Write out the listing below in full and exactly, leaving out every picture.
BEGIN
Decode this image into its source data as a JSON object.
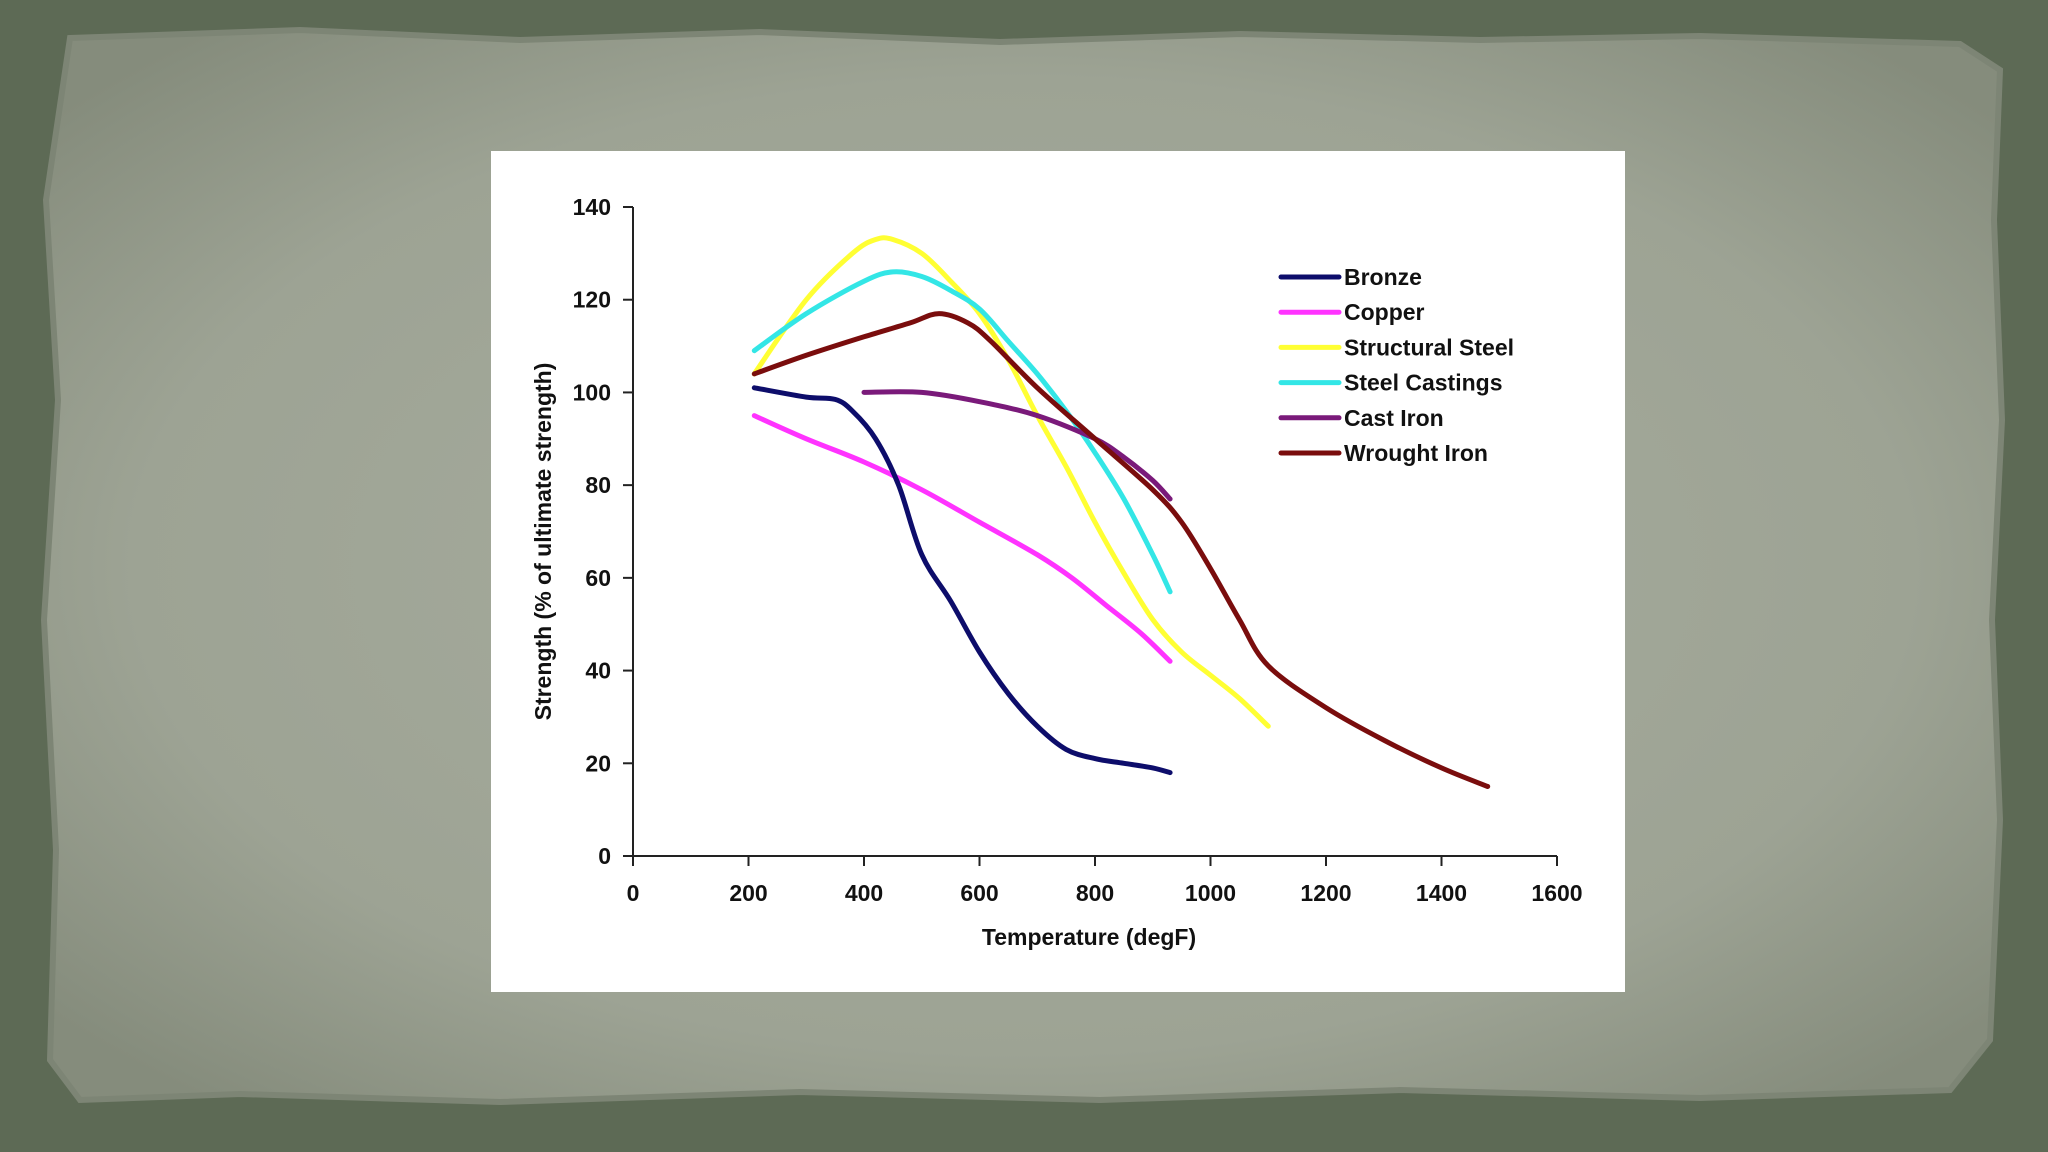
{
  "slide": {
    "background_color": "#5d6a55",
    "paper_color": "#a3a99b"
  },
  "chart_data": {
    "type": "line",
    "title": "",
    "xlabel": "Temperature (degF)",
    "ylabel": "Strength (% of ultimate strength)",
    "xlim": [
      0,
      1600
    ],
    "ylim": [
      0,
      140
    ],
    "xticks": [
      0,
      200,
      400,
      600,
      800,
      1000,
      1200,
      1400,
      1600
    ],
    "yticks": [
      0,
      20,
      40,
      60,
      80,
      100,
      120,
      140
    ],
    "grid": false,
    "legend_position": "top-right",
    "series": [
      {
        "name": "Bronze",
        "color": "#0d0d6b",
        "x": [
          210,
          300,
          350,
          380,
          420,
          460,
          500,
          550,
          600,
          650,
          700,
          750,
          800,
          850,
          900,
          930
        ],
        "y": [
          101,
          99,
          98.5,
          96,
          90,
          80,
          65,
          55,
          44,
          35,
          28,
          23,
          21,
          20,
          19,
          18
        ]
      },
      {
        "name": "Copper",
        "color": "#ff33ff",
        "x": [
          210,
          300,
          400,
          500,
          600,
          700,
          760,
          820,
          880,
          930
        ],
        "y": [
          95,
          90,
          85,
          79,
          72,
          65,
          60,
          54,
          48,
          42
        ]
      },
      {
        "name": "Structural Steel",
        "color": "#ffff33",
        "x": [
          210,
          300,
          380,
          420,
          450,
          500,
          550,
          600,
          650,
          700,
          750,
          800,
          850,
          900,
          950,
          1000,
          1050,
          1100
        ],
        "y": [
          104,
          120,
          130,
          133,
          133,
          130,
          124,
          117,
          107,
          95,
          84,
          72,
          61,
          51,
          44,
          39,
          34,
          28
        ]
      },
      {
        "name": "Steel Castings",
        "color": "#33e6e6",
        "x": [
          210,
          300,
          400,
          450,
          500,
          550,
          600,
          650,
          700,
          750,
          800,
          850,
          900,
          930
        ],
        "y": [
          109,
          117,
          124,
          126,
          125,
          122,
          118,
          111,
          104,
          96,
          87,
          77,
          65,
          57
        ]
      },
      {
        "name": "Cast Iron",
        "color": "#7a1a7a",
        "x": [
          400,
          500,
          600,
          700,
          800,
          850,
          900,
          930
        ],
        "y": [
          100,
          100,
          98,
          95,
          90,
          86,
          81,
          77
        ]
      },
      {
        "name": "Wrought Iron",
        "color": "#7a0d0d",
        "x": [
          210,
          300,
          400,
          480,
          530,
          580,
          620,
          700,
          800,
          900,
          950,
          1000,
          1050,
          1100,
          1200,
          1300,
          1400,
          1480
        ],
        "y": [
          104,
          108,
          112,
          115,
          117,
          115,
          111,
          101,
          90,
          79,
          72,
          62,
          51,
          41,
          32,
          25,
          19,
          15
        ]
      }
    ]
  }
}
END
▶ _RESPONSE_:
Decode this image into its source data as a JSON object.
{
  "slide": {
    "background_color": "#5d6a55",
    "paper_color": "#a3a99b"
  },
  "chart_data": {
    "type": "line",
    "title": "",
    "xlabel": "Temperature (degF)",
    "ylabel": "Strength (% of ultimate strength)",
    "xlim": [
      0,
      1600
    ],
    "ylim": [
      0,
      140
    ],
    "xticks": [
      0,
      200,
      400,
      600,
      800,
      1000,
      1200,
      1400,
      1600
    ],
    "yticks": [
      0,
      20,
      40,
      60,
      80,
      100,
      120,
      140
    ],
    "grid": false,
    "legend_position": "top-right",
    "series": [
      {
        "name": "Bronze",
        "color": "#0d0d6b",
        "x": [
          210,
          300,
          350,
          380,
          420,
          460,
          500,
          550,
          600,
          650,
          700,
          750,
          800,
          850,
          900,
          930
        ],
        "y": [
          101,
          99,
          98.5,
          96,
          90,
          80,
          65,
          55,
          44,
          35,
          28,
          23,
          21,
          20,
          19,
          18
        ]
      },
      {
        "name": "Copper",
        "color": "#ff33ff",
        "x": [
          210,
          300,
          400,
          500,
          600,
          700,
          760,
          820,
          880,
          930
        ],
        "y": [
          95,
          90,
          85,
          79,
          72,
          65,
          60,
          54,
          48,
          42
        ]
      },
      {
        "name": "Structural Steel",
        "color": "#ffff33",
        "x": [
          210,
          300,
          380,
          420,
          450,
          500,
          550,
          600,
          650,
          700,
          750,
          800,
          850,
          900,
          950,
          1000,
          1050,
          1100
        ],
        "y": [
          104,
          120,
          130,
          133,
          133,
          130,
          124,
          117,
          107,
          95,
          84,
          72,
          61,
          51,
          44,
          39,
          34,
          28
        ]
      },
      {
        "name": "Steel Castings",
        "color": "#33e6e6",
        "x": [
          210,
          300,
          400,
          450,
          500,
          550,
          600,
          650,
          700,
          750,
          800,
          850,
          900,
          930
        ],
        "y": [
          109,
          117,
          124,
          126,
          125,
          122,
          118,
          111,
          104,
          96,
          87,
          77,
          65,
          57
        ]
      },
      {
        "name": "Cast Iron",
        "color": "#7a1a7a",
        "x": [
          400,
          500,
          600,
          700,
          800,
          850,
          900,
          930
        ],
        "y": [
          100,
          100,
          98,
          95,
          90,
          86,
          81,
          77
        ]
      },
      {
        "name": "Wrought Iron",
        "color": "#7a0d0d",
        "x": [
          210,
          300,
          400,
          480,
          530,
          580,
          620,
          700,
          800,
          900,
          950,
          1000,
          1050,
          1100,
          1200,
          1300,
          1400,
          1480
        ],
        "y": [
          104,
          108,
          112,
          115,
          117,
          115,
          111,
          101,
          90,
          79,
          72,
          62,
          51,
          41,
          32,
          25,
          19,
          15
        ]
      }
    ]
  }
}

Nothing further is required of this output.